TASK REQUIREMENTS :: For every line in the records that has the word "Carbohydrates", make a copy.

▽

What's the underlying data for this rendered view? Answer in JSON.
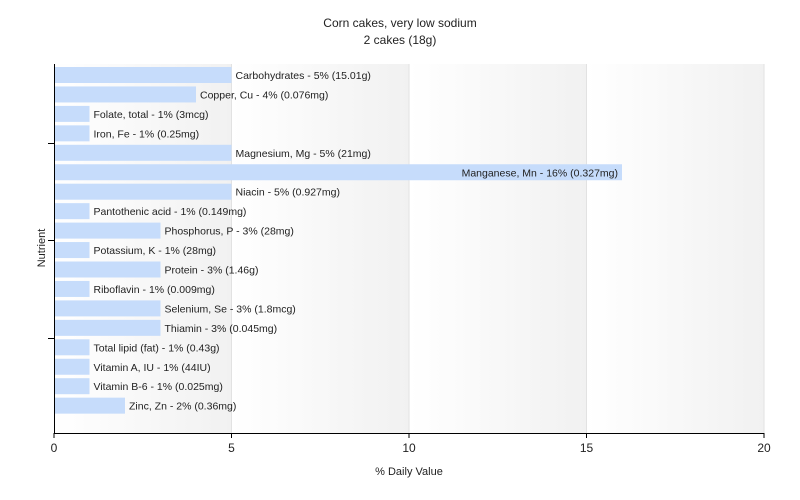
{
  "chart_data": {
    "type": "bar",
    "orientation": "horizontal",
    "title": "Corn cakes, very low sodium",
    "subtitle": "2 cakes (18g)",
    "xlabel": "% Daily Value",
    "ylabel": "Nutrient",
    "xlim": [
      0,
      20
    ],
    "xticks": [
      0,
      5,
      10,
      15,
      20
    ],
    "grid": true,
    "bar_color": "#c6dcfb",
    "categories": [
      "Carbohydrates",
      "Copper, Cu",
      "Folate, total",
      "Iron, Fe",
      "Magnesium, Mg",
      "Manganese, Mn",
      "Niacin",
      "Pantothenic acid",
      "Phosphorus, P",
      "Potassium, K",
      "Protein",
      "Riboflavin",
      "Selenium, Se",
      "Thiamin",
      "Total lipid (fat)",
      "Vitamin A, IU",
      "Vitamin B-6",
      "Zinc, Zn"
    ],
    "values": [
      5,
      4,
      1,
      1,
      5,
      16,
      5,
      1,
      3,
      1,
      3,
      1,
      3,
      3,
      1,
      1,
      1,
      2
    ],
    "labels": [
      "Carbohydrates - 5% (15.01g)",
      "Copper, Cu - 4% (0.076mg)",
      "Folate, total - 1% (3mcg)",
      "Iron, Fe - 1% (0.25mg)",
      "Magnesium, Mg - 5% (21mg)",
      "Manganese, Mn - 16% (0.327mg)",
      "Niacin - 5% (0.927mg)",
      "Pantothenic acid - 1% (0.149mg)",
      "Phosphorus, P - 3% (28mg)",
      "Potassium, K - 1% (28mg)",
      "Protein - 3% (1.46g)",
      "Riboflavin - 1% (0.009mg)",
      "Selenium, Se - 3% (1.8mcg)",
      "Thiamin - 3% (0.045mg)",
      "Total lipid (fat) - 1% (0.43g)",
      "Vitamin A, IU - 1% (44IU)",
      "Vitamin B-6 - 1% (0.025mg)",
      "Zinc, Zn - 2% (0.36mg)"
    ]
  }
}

△

FINAL ANSWER ::
      "Carbohydrates",
      "Carbohydrates - 5% (15.01g)",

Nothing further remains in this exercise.